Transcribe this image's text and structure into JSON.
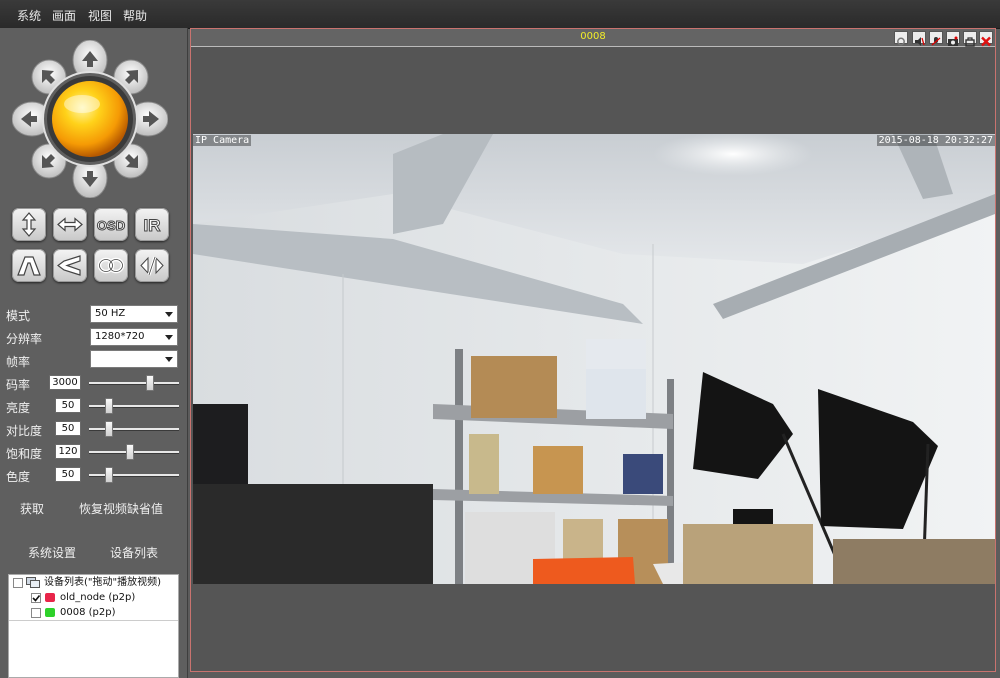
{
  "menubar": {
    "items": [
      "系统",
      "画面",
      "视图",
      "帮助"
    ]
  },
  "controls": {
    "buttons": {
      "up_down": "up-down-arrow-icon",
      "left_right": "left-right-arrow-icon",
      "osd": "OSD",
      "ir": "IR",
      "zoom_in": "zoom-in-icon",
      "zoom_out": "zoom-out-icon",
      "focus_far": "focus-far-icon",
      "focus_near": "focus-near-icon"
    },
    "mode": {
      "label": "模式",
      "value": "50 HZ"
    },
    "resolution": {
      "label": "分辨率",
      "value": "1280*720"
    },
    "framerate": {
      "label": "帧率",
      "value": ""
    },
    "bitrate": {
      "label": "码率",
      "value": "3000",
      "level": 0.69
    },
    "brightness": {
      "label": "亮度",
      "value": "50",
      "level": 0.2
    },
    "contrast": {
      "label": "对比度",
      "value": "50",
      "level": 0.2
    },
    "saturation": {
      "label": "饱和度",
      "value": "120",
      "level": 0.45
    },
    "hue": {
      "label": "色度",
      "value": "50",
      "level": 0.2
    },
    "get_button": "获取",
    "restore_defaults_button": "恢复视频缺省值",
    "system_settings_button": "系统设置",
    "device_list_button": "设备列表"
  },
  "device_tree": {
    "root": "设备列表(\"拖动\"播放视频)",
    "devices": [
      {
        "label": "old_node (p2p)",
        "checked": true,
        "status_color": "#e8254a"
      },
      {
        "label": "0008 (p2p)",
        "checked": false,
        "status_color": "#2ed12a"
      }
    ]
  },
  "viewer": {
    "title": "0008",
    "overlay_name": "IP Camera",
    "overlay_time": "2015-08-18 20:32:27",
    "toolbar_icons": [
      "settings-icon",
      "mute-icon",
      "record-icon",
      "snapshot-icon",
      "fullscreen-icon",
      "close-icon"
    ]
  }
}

..........

= Task to carry out =
Report how many lines above hold the string "label", giving nothing but the number.

= Written reply =
10